**GOAL:**
Copy out the records in full, word for word, without pictures.

**DATA ENTRIES:**
## Begin

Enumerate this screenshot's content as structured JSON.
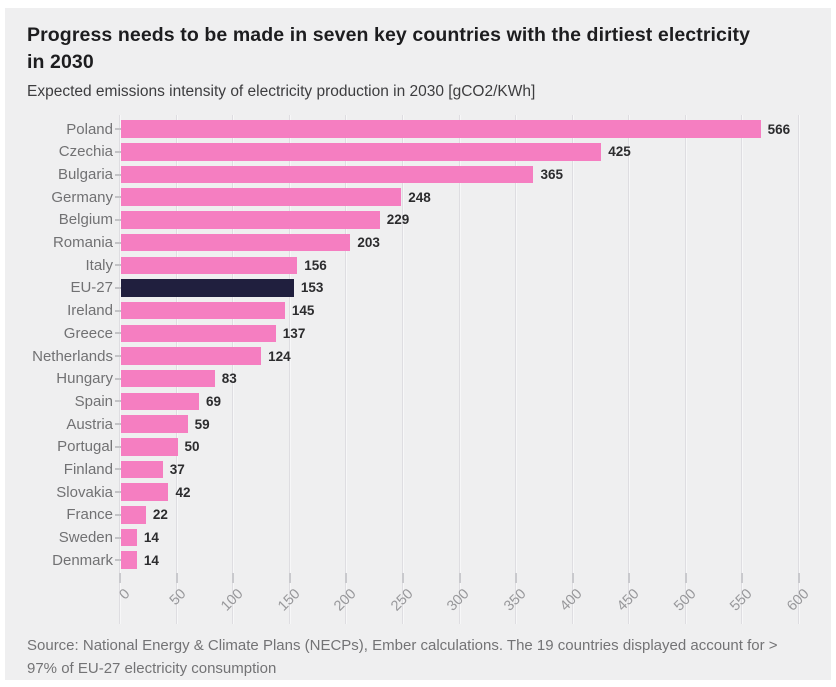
{
  "header": {
    "title": "Progress needs to be made in seven key countries with the dirtiest electricity in 2030",
    "subtitle": "Expected emissions intensity of electricity production in 2030 [gCO2/KWh]"
  },
  "chart_data": {
    "type": "bar",
    "orientation": "horizontal",
    "title": "Progress needs to be made in seven key countries with the dirtiest electricity in 2030",
    "subtitle": "Expected emissions intensity of electricity production in 2030 [gCO2/KWh]",
    "categories": [
      "Poland",
      "Czechia",
      "Bulgaria",
      "Germany",
      "Belgium",
      "Romania",
      "Italy",
      "EU-27",
      "Ireland",
      "Greece",
      "Netherlands",
      "Hungary",
      "Spain",
      "Austria",
      "Portugal",
      "Finland",
      "Slovakia",
      "France",
      "Sweden",
      "Denmark"
    ],
    "values": [
      566,
      425,
      365,
      248,
      229,
      203,
      156,
      153,
      145,
      137,
      124,
      83,
      69,
      59,
      50,
      37,
      42,
      22,
      14,
      14
    ],
    "highlight_category": "EU-27",
    "value_labels": true,
    "grid": true,
    "legend": false,
    "xlabel": "",
    "ylabel": "",
    "xlim": [
      0,
      600
    ],
    "xticks": [
      0,
      50,
      100,
      150,
      200,
      250,
      300,
      350,
      400,
      450,
      500,
      550,
      600
    ],
    "colors": {
      "bar": "#f57ec1",
      "highlight_bar": "#201f3e",
      "background": "#efeff0",
      "gridline": "#dedde1",
      "axis_tick": "#c9c9cd",
      "axis_label": "#98989b",
      "category_label": "#717173",
      "value_label": "#2c2c2e"
    }
  },
  "footer": {
    "source": "Source: National Energy & Climate Plans (NECPs), Ember calculations. The 19 countries displayed account for > 97% of EU-27 electricity consumption"
  }
}
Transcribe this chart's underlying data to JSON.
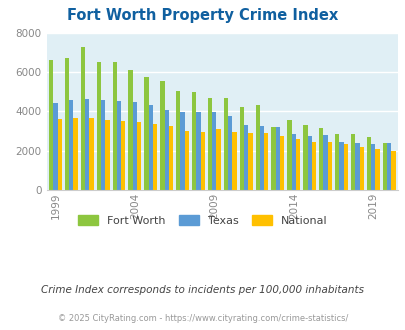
{
  "title": "Fort Worth Property Crime Index",
  "title_color": "#1060a0",
  "subtitle": "Crime Index corresponds to incidents per 100,000 inhabitants",
  "footer": "© 2025 CityRating.com - https://www.cityrating.com/crime-statistics/",
  "years": [
    1999,
    2000,
    2001,
    2002,
    2003,
    2004,
    2005,
    2006,
    2007,
    2008,
    2009,
    2010,
    2011,
    2012,
    2013,
    2014,
    2015,
    2016,
    2017,
    2018,
    2019,
    2020
  ],
  "fort_worth": [
    6600,
    6720,
    7300,
    6520,
    6530,
    6100,
    5750,
    5530,
    5050,
    4980,
    4680,
    4670,
    4220,
    4350,
    3200,
    3580,
    3280,
    3150,
    2850,
    2830,
    2670,
    2380
  ],
  "texas": [
    4420,
    4580,
    4620,
    4560,
    4530,
    4460,
    4300,
    4080,
    3980,
    3980,
    3960,
    3740,
    3300,
    3270,
    3210,
    2850,
    2760,
    2770,
    2430,
    2390,
    2340,
    2380
  ],
  "national": [
    3620,
    3680,
    3640,
    3580,
    3490,
    3460,
    3380,
    3250,
    3020,
    2950,
    3100,
    2940,
    2900,
    2880,
    2720,
    2600,
    2450,
    2420,
    2350,
    2200,
    2100,
    1960
  ],
  "bar_width": 0.27,
  "ylim": [
    0,
    8000
  ],
  "yticks": [
    0,
    2000,
    4000,
    6000,
    8000
  ],
  "xtick_years": [
    1999,
    2004,
    2009,
    2014,
    2019
  ],
  "xtick_labels": [
    "1999",
    "2004",
    "2009",
    "2014",
    "2019"
  ],
  "color_fw": "#8dc63f",
  "color_tx": "#5b9bd5",
  "color_na": "#ffc000",
  "bg_color": "#e0eff5",
  "grid_color": "#ffffff",
  "legend_labels": [
    "Fort Worth",
    "Texas",
    "National"
  ],
  "subtitle_color": "#444444",
  "footer_color": "#999999"
}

## End

**COMPLETE OUTPUT:**
Enumerate this screenshot's content as structured JSON.
{
  "header": {
    "title": "Progress needs to be made in seven key countries with the dirtiest electricity in 2030",
    "subtitle": "Expected emissions intensity of electricity production in 2030 [gCO2/KWh]"
  },
  "chart_data": {
    "type": "bar",
    "orientation": "horizontal",
    "title": "Progress needs to be made in seven key countries with the dirtiest electricity in 2030",
    "subtitle": "Expected emissions intensity of electricity production in 2030 [gCO2/KWh]",
    "categories": [
      "Poland",
      "Czechia",
      "Bulgaria",
      "Germany",
      "Belgium",
      "Romania",
      "Italy",
      "EU-27",
      "Ireland",
      "Greece",
      "Netherlands",
      "Hungary",
      "Spain",
      "Austria",
      "Portugal",
      "Finland",
      "Slovakia",
      "France",
      "Sweden",
      "Denmark"
    ],
    "values": [
      566,
      425,
      365,
      248,
      229,
      203,
      156,
      153,
      145,
      137,
      124,
      83,
      69,
      59,
      50,
      37,
      42,
      22,
      14,
      14
    ],
    "highlight_category": "EU-27",
    "value_labels": true,
    "grid": true,
    "legend": false,
    "xlabel": "",
    "ylabel": "",
    "xlim": [
      0,
      600
    ],
    "xticks": [
      0,
      50,
      100,
      150,
      200,
      250,
      300,
      350,
      400,
      450,
      500,
      550,
      600
    ],
    "colors": {
      "bar": "#f57ec1",
      "highlight_bar": "#201f3e",
      "background": "#efeff0",
      "gridline": "#dedde1",
      "axis_tick": "#c9c9cd",
      "axis_label": "#98989b",
      "category_label": "#717173",
      "value_label": "#2c2c2e"
    }
  },
  "footer": {
    "source": "Source: National Energy & Climate Plans (NECPs), Ember calculations. The 19 countries displayed account for > 97% of EU-27 electricity consumption"
  }
}
Transcribe this chart's underlying data to JSON.
{
  "title": "Fort Worth Property Crime Index",
  "title_color": "#1060a0",
  "subtitle": "Crime Index corresponds to incidents per 100,000 inhabitants",
  "footer": "© 2025 CityRating.com - https://www.cityrating.com/crime-statistics/",
  "years": [
    1999,
    2000,
    2001,
    2002,
    2003,
    2004,
    2005,
    2006,
    2007,
    2008,
    2009,
    2010,
    2011,
    2012,
    2013,
    2014,
    2015,
    2016,
    2017,
    2018,
    2019,
    2020
  ],
  "fort_worth": [
    6600,
    6720,
    7300,
    6520,
    6530,
    6100,
    5750,
    5530,
    5050,
    4980,
    4680,
    4670,
    4220,
    4350,
    3200,
    3580,
    3280,
    3150,
    2850,
    2830,
    2670,
    2380
  ],
  "texas": [
    4420,
    4580,
    4620,
    4560,
    4530,
    4460,
    4300,
    4080,
    3980,
    3980,
    3960,
    3740,
    3300,
    3270,
    3210,
    2850,
    2760,
    2770,
    2430,
    2390,
    2340,
    2380
  ],
  "national": [
    3620,
    3680,
    3640,
    3580,
    3490,
    3460,
    3380,
    3250,
    3020,
    2950,
    3100,
    2940,
    2900,
    2880,
    2720,
    2600,
    2450,
    2420,
    2350,
    2200,
    2100,
    1960
  ],
  "bar_width": 0.27,
  "ylim": [
    0,
    8000
  ],
  "yticks": [
    0,
    2000,
    4000,
    6000,
    8000
  ],
  "xtick_years": [
    1999,
    2004,
    2009,
    2014,
    2019
  ],
  "xtick_labels": [
    "1999",
    "2004",
    "2009",
    "2014",
    "2019"
  ],
  "color_fw": "#8dc63f",
  "color_tx": "#5b9bd5",
  "color_na": "#ffc000",
  "bg_color": "#e0eff5",
  "grid_color": "#ffffff",
  "legend_labels": [
    "Fort Worth",
    "Texas",
    "National"
  ],
  "subtitle_color": "#444444",
  "footer_color": "#999999"
}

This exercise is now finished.